[Excerpts from a figure dataset]
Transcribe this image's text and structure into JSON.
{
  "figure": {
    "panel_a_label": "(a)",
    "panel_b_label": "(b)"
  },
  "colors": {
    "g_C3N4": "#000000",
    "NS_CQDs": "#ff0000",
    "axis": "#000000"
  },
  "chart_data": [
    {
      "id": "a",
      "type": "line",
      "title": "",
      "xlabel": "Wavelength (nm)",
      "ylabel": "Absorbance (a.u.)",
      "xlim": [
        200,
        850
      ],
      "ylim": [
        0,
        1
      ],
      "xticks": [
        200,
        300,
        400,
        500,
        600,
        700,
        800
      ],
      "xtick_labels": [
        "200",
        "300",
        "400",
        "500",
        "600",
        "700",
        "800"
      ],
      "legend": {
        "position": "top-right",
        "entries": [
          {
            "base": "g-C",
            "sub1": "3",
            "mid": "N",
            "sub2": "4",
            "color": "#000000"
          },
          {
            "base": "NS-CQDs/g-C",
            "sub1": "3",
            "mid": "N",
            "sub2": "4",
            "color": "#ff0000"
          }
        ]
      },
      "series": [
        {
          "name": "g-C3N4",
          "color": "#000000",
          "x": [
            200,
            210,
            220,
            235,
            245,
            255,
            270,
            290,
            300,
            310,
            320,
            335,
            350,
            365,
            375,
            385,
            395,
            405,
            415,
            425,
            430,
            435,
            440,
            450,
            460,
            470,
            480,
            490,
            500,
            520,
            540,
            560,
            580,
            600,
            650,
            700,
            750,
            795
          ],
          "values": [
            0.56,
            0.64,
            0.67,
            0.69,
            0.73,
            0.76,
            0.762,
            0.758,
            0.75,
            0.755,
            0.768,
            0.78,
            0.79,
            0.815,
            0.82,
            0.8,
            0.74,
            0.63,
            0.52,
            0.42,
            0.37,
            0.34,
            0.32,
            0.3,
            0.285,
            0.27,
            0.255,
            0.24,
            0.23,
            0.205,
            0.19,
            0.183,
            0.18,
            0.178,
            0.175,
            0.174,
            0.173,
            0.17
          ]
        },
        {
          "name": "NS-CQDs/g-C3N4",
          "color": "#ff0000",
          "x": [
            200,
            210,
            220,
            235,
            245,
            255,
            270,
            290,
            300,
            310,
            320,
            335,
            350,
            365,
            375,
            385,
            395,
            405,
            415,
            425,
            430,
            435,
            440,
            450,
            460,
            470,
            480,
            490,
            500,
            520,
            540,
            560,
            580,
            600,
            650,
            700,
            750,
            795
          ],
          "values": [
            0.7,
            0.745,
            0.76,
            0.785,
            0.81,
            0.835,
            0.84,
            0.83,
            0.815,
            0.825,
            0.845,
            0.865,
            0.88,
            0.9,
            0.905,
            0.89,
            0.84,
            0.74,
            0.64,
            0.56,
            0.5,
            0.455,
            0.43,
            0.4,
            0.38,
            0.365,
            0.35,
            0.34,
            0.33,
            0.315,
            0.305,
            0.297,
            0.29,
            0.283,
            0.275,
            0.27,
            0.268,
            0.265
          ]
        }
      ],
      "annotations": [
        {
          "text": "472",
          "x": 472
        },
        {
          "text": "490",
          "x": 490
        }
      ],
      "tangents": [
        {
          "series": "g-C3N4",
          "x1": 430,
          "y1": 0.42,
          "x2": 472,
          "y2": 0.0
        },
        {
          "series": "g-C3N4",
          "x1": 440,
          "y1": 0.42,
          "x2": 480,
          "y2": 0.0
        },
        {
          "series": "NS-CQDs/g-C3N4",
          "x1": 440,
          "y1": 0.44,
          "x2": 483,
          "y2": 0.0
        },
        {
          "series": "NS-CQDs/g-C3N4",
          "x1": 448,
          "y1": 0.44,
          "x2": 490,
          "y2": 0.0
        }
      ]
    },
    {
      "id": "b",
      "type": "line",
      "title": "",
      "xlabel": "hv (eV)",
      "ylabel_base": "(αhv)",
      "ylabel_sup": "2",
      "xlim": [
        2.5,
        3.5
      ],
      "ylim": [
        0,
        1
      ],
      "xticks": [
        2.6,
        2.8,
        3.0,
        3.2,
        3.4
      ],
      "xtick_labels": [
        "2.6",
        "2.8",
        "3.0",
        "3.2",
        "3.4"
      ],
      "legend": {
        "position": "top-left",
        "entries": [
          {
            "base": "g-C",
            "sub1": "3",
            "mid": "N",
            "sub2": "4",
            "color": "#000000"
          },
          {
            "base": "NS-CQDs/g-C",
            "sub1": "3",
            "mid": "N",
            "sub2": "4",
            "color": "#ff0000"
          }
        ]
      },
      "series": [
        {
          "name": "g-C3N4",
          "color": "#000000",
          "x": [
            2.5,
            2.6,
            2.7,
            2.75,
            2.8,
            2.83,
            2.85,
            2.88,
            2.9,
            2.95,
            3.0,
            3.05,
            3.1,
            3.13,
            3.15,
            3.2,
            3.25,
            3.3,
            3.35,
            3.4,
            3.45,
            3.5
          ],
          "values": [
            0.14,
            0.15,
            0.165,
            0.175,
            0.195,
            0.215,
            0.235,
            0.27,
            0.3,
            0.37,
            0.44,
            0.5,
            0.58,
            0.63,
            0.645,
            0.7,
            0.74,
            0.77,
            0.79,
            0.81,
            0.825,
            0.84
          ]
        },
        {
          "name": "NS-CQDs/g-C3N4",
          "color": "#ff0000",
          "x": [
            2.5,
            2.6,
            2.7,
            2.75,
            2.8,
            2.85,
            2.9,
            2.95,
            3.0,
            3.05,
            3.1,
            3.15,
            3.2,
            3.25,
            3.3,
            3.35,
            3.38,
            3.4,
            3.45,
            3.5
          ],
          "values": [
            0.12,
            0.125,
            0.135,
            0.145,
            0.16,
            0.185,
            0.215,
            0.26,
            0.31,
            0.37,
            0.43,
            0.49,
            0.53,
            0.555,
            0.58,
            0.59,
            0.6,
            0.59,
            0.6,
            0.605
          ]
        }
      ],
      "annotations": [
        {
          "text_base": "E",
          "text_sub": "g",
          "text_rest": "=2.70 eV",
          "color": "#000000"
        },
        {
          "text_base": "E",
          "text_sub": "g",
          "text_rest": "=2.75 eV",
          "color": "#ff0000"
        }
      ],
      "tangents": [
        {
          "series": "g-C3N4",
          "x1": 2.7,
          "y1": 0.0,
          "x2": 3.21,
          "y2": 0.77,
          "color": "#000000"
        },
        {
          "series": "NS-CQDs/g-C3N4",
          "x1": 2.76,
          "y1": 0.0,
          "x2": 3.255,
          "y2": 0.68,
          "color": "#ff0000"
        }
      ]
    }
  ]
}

▶ _Your objective_
Which lines of the data above contain "position"? Copy each one.

▶ _Worked solution_
        "position": "top-right",
        "position": "top-left",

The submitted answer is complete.